> Problem description
Your task is to print the material below exactly as presented.

Extracted records

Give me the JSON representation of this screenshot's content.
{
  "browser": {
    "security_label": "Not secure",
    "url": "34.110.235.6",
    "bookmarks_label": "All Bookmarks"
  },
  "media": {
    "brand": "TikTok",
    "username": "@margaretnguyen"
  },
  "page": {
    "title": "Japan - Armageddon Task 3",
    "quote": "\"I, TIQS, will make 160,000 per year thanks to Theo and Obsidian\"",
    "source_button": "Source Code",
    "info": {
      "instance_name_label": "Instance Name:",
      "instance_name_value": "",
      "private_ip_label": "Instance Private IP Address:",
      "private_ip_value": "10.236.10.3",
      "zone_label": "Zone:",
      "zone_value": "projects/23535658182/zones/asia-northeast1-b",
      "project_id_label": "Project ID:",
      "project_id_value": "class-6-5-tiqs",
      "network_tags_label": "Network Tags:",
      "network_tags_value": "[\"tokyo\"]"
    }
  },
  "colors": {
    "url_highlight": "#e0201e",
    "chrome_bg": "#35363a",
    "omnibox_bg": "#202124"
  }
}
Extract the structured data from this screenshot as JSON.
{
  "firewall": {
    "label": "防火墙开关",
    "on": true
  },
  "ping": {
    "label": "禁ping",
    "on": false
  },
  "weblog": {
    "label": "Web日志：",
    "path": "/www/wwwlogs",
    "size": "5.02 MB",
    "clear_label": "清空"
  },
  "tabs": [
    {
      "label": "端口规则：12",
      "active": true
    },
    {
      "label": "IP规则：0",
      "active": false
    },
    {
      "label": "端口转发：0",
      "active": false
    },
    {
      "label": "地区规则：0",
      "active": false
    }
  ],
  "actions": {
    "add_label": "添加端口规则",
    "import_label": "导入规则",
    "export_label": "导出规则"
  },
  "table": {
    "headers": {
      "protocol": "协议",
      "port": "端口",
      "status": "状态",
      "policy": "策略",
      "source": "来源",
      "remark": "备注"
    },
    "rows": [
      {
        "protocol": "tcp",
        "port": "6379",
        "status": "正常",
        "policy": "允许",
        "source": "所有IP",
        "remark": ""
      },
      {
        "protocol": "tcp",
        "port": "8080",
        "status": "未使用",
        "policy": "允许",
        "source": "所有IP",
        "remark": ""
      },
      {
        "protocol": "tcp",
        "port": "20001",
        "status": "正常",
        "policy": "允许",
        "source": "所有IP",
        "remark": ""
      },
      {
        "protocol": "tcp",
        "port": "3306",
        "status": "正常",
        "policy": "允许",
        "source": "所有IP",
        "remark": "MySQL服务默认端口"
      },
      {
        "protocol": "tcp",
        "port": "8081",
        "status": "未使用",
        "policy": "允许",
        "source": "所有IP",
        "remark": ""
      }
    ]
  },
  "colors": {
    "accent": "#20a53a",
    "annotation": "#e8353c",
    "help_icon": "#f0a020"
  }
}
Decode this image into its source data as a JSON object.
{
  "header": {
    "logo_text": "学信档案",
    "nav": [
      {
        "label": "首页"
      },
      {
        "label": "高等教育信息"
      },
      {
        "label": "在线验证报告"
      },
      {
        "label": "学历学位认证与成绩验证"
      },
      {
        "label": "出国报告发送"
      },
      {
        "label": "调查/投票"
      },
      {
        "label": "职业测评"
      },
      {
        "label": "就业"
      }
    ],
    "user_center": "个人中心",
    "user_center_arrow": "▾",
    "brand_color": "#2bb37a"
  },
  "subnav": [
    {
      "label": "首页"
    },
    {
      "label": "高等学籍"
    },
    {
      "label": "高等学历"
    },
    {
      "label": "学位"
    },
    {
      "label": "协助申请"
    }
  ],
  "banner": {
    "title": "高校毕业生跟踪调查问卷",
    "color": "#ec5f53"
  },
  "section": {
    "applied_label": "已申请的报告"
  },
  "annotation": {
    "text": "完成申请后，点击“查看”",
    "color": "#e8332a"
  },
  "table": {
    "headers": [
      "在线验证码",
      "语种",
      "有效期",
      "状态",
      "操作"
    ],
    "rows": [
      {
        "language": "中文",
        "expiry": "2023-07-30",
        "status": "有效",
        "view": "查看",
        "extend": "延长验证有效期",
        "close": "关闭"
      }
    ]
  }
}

> Result for this task
Give me the JSON representation of this screenshot's content.
{
  "browser": {
    "security_label": "Not secure",
    "url": "34.110.235.6",
    "bookmarks_label": "All Bookmarks"
  },
  "media": {
    "brand": "TikTok",
    "username": "@margaretnguyen"
  },
  "page": {
    "title": "Japan - Armageddon Task 3",
    "quote": "\"I, TIQS, will make 160,000 per year thanks to Theo and Obsidian\"",
    "source_button": "Source Code",
    "info": {
      "instance_name_label": "Instance Name:",
      "instance_name_value": "",
      "private_ip_label": "Instance Private IP Address:",
      "private_ip_value": "10.236.10.3",
      "zone_label": "Zone:",
      "zone_value": "projects/23535658182/zones/asia-northeast1-b",
      "project_id_label": "Project ID:",
      "project_id_value": "class-6-5-tiqs",
      "network_tags_label": "Network Tags:",
      "network_tags_value": "[\"tokyo\"]"
    }
  },
  "colors": {
    "url_highlight": "#e0201e",
    "chrome_bg": "#35363a",
    "omnibox_bg": "#202124"
  }
}
Extract the structured data from this screenshot as JSON.
{
  "firewall": {
    "label": "防火墙开关",
    "on": true
  },
  "ping": {
    "label": "禁ping",
    "on": false
  },
  "weblog": {
    "label": "Web日志：",
    "path": "/www/wwwlogs",
    "size": "5.02 MB",
    "clear_label": "清空"
  },
  "tabs": [
    {
      "label": "端口规则：12",
      "active": true
    },
    {
      "label": "IP规则：0",
      "active": false
    },
    {
      "label": "端口转发：0",
      "active": false
    },
    {
      "label": "地区规则：0",
      "active": false
    }
  ],
  "actions": {
    "add_label": "添加端口规则",
    "import_label": "导入规则",
    "export_label": "导出规则"
  },
  "table": {
    "headers": {
      "protocol": "协议",
      "port": "端口",
      "status": "状态",
      "policy": "策略",
      "source": "来源",
      "remark": "备注"
    },
    "rows": [
      {
        "protocol": "tcp",
        "port": "6379",
        "status": "正常",
        "policy": "允许",
        "source": "所有IP",
        "remark": ""
      },
      {
        "protocol": "tcp",
        "port": "8080",
        "status": "未使用",
        "policy": "允许",
        "source": "所有IP",
        "remark": ""
      },
      {
        "protocol": "tcp",
        "port": "20001",
        "status": "正常",
        "policy": "允许",
        "source": "所有IP",
        "remark": ""
      },
      {
        "protocol": "tcp",
        "port": "3306",
        "status": "正常",
        "policy": "允许",
        "source": "所有IP",
        "remark": "MySQL服务默认端口"
      },
      {
        "protocol": "tcp",
        "port": "8081",
        "status": "未使用",
        "policy": "允许",
        "source": "所有IP",
        "remark": ""
      }
    ]
  },
  "colors": {
    "accent": "#20a53a",
    "annotation": "#e8353c",
    "help_icon": "#f0a020"
  }
}
Decode this image into its source data as a JSON object.
{
  "header": {
    "logo_text": "学信档案",
    "nav": [
      {
        "label": "首页"
      },
      {
        "label": "高等教育信息"
      },
      {
        "label": "在线验证报告"
      },
      {
        "label": "学历学位认证与成绩验证"
      },
      {
        "label": "出国报告发送"
      },
      {
        "label": "调查/投票"
      },
      {
        "label": "职业测评"
      },
      {
        "label": "就业"
      }
    ],
    "user_center": "个人中心",
    "user_center_arrow": "▾",
    "brand_color": "#2bb37a"
  },
  "subnav": [
    {
      "label": "首页"
    },
    {
      "label": "高等学籍"
    },
    {
      "label": "高等学历"
    },
    {
      "label": "学位"
    },
    {
      "label": "协助申请"
    }
  ],
  "banner": {
    "title": "高校毕业生跟踪调查问卷",
    "color": "#ec5f53"
  },
  "section": {
    "applied_label": "已申请的报告"
  },
  "annotation": {
    "text": "完成申请后，点击“查看”",
    "color": "#e8332a"
  },
  "table": {
    "headers": [
      "在线验证码",
      "语种",
      "有效期",
      "状态",
      "操作"
    ],
    "rows": [
      {
        "language": "中文",
        "expiry": "2023-07-30",
        "status": "有效",
        "view": "查看",
        "extend": "延长验证有效期",
        "close": "关闭"
      }
    ]
  }
}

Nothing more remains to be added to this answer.